Problem description — Give the material again in full, matching it exactly.

* Begin *

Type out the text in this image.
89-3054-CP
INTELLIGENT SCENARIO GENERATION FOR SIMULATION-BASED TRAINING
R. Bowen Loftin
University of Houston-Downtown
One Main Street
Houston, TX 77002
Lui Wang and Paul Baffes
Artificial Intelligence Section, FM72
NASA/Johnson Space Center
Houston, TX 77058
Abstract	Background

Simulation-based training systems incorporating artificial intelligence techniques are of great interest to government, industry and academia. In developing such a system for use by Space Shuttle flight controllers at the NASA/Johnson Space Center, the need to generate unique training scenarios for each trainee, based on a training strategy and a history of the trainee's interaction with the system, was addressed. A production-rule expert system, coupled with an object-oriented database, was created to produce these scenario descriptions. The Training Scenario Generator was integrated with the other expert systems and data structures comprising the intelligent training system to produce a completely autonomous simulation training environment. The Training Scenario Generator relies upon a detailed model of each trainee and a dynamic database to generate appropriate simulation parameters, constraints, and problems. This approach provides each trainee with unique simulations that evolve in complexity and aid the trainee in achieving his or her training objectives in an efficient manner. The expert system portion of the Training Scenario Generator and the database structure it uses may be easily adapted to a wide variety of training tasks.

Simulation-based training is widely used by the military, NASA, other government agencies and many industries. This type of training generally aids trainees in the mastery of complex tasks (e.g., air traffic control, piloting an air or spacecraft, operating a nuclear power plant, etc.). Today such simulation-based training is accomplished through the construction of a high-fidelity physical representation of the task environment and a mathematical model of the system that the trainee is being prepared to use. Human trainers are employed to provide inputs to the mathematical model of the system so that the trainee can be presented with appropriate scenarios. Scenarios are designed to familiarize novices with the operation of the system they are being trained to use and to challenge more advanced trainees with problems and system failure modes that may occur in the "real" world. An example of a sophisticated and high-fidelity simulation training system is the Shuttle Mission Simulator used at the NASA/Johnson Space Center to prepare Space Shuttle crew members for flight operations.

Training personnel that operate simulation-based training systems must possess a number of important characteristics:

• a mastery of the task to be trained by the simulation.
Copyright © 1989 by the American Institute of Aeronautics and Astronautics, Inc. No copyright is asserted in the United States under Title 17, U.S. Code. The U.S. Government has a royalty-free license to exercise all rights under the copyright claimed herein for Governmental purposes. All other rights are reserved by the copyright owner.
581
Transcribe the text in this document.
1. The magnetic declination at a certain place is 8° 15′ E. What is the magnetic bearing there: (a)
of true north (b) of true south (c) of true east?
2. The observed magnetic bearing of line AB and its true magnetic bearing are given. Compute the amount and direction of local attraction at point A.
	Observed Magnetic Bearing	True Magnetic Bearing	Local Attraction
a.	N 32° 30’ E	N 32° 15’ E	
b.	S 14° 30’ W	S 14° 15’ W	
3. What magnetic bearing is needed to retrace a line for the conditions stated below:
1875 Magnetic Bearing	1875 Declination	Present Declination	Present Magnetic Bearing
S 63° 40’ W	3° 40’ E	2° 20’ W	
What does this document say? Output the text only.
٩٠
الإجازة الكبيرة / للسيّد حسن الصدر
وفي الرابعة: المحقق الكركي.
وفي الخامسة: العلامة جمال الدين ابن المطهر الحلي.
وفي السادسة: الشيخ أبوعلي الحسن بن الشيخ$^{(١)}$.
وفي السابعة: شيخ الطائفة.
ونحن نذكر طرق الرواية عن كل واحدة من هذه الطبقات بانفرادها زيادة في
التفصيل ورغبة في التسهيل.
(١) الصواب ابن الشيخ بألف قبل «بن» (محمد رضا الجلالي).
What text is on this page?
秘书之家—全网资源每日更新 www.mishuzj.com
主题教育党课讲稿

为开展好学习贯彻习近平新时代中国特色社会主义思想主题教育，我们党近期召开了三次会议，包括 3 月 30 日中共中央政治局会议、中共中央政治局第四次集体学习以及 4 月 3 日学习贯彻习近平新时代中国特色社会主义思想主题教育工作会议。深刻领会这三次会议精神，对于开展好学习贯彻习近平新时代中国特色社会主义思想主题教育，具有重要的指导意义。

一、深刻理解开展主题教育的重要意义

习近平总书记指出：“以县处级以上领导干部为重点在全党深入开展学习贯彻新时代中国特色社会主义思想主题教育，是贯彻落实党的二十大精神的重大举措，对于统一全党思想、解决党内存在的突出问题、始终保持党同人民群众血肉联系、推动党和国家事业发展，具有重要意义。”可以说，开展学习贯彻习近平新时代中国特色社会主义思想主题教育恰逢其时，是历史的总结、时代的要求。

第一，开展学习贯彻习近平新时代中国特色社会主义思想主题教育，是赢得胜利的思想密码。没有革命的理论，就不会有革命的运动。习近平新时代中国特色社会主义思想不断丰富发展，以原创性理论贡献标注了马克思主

* End *

Completed task —
Type out the text in this image.
89-3054-CP
INTELLIGENT SCENARIO GENERATION FOR SIMULATION-BASED TRAINING
R. Bowen Loftin
University of Houston-Downtown
One Main Street
Houston, TX 77002
Lui Wang and Paul Baffes
Artificial Intelligence Section, FM72
NASA/Johnson Space Center
Houston, TX 77058
Abstract	Background

Simulation-based training systems incorporating artificial intelligence techniques are of great interest to government, industry and academia. In developing such a system for use by Space Shuttle flight controllers at the NASA/Johnson Space Center, the need to generate unique training scenarios for each trainee, based on a training strategy and a history of the trainee's interaction with the system, was addressed. A production-rule expert system, coupled with an object-oriented database, was created to produce these scenario descriptions. The Training Scenario Generator was integrated with the other expert systems and data structures comprising the intelligent training system to produce a completely autonomous simulation training environment. The Training Scenario Generator relies upon a detailed model of each trainee and a dynamic database to generate appropriate simulation parameters, constraints, and problems. This approach provides each trainee with unique simulations that evolve in complexity and aid the trainee in achieving his or her training objectives in an efficient manner. The expert system portion of the Training Scenario Generator and the database structure it uses may be easily adapted to a wide variety of training tasks.

Simulation-based training is widely used by the military, NASA, other government agencies and many industries. This type of training generally aids trainees in the mastery of complex tasks (e.g., air traffic control, piloting an air or spacecraft, operating a nuclear power plant, etc.). Today such simulation-based training is accomplished through the construction of a high-fidelity physical representation of the task environment and a mathematical model of the system that the trainee is being prepared to use. Human trainers are employed to provide inputs to the mathematical model of the system so that the trainee can be presented with appropriate scenarios. Scenarios are designed to familiarize novices with the operation of the system they are being trained to use and to challenge more advanced trainees with problems and system failure modes that may occur in the "real" world. An example of a sophisticated and high-fidelity simulation training system is the Shuttle Mission Simulator used at the NASA/Johnson Space Center to prepare Space Shuttle crew members for flight operations.

Training personnel that operate simulation-based training systems must possess a number of important characteristics:

• a mastery of the task to be trained by the simulation.
Copyright © 1989 by the American Institute of Aeronautics and Astronautics, Inc. No copyright is asserted in the United States under Title 17, U.S. Code. The U.S. Government has a royalty-free license to exercise all rights under the copyright claimed herein for Governmental purposes. All other rights are reserved by the copyright owner.
581
Transcribe the text in this document.
1. The magnetic declination at a certain place is 8° 15′ E. What is the magnetic bearing there: (a)
of true north (b) of true south (c) of true east?
2. The observed magnetic bearing of line AB and its true magnetic bearing are given. Compute the amount and direction of local attraction at point A.
	Observed Magnetic Bearing	True Magnetic Bearing	Local Attraction
a.	N 32° 30’ E	N 32° 15’ E	
b.	S 14° 30’ W	S 14° 15’ W	
3. What magnetic bearing is needed to retrace a line for the conditions stated below:
1875 Magnetic Bearing	1875 Declination	Present Declination	Present Magnetic Bearing
S 63° 40’ W	3° 40’ E	2° 20’ W	
What does this document say? Output the text only.
٩٠
الإجازة الكبيرة / للسيّد حسن الصدر
وفي الرابعة: المحقق الكركي.
وفي الخامسة: العلامة جمال الدين ابن المطهر الحلي.
وفي السادسة: الشيخ أبوعلي الحسن بن الشيخ$^{(١)}$.
وفي السابعة: شيخ الطائفة.
ونحن نذكر طرق الرواية عن كل واحدة من هذه الطبقات بانفرادها زيادة في
التفصيل ورغبة في التسهيل.
(١) الصواب ابن الشيخ بألف قبل «بن» (محمد رضا الجلالي).
What text is on this page?
秘书之家—全网资源每日更新 www.mishuzj.com
主题教育党课讲稿

为开展好学习贯彻习近平新时代中国特色社会主义思想主题教育，我们党近期召开了三次会议，包括 3 月 30 日中共中央政治局会议、中共中央政治局第四次集体学习以及 4 月 3 日学习贯彻习近平新时代中国特色社会主义思想主题教育工作会议。深刻领会这三次会议精神，对于开展好学习贯彻习近平新时代中国特色社会主义思想主题教育，具有重要的指导意义。

一、深刻理解开展主题教育的重要意义

习近平总书记指出：“以县处级以上领导干部为重点在全党深入开展学习贯彻新时代中国特色社会主义思想主题教育，是贯彻落实党的二十大精神的重大举措，对于统一全党思想、解决党内存在的突出问题、始终保持党同人民群众血肉联系、推动党和国家事业发展，具有重要意义。”可以说，开展学习贯彻习近平新时代中国特色社会主义思想主题教育恰逢其时，是历史的总结、时代的要求。

第一，开展学习贯彻习近平新时代中国特色社会主义思想主题教育，是赢得胜利的思想密码。没有革命的理论，就不会有革命的运动。习近平新时代中国特色社会主义思想不断丰富发展，以原创性理论贡献标注了马克思主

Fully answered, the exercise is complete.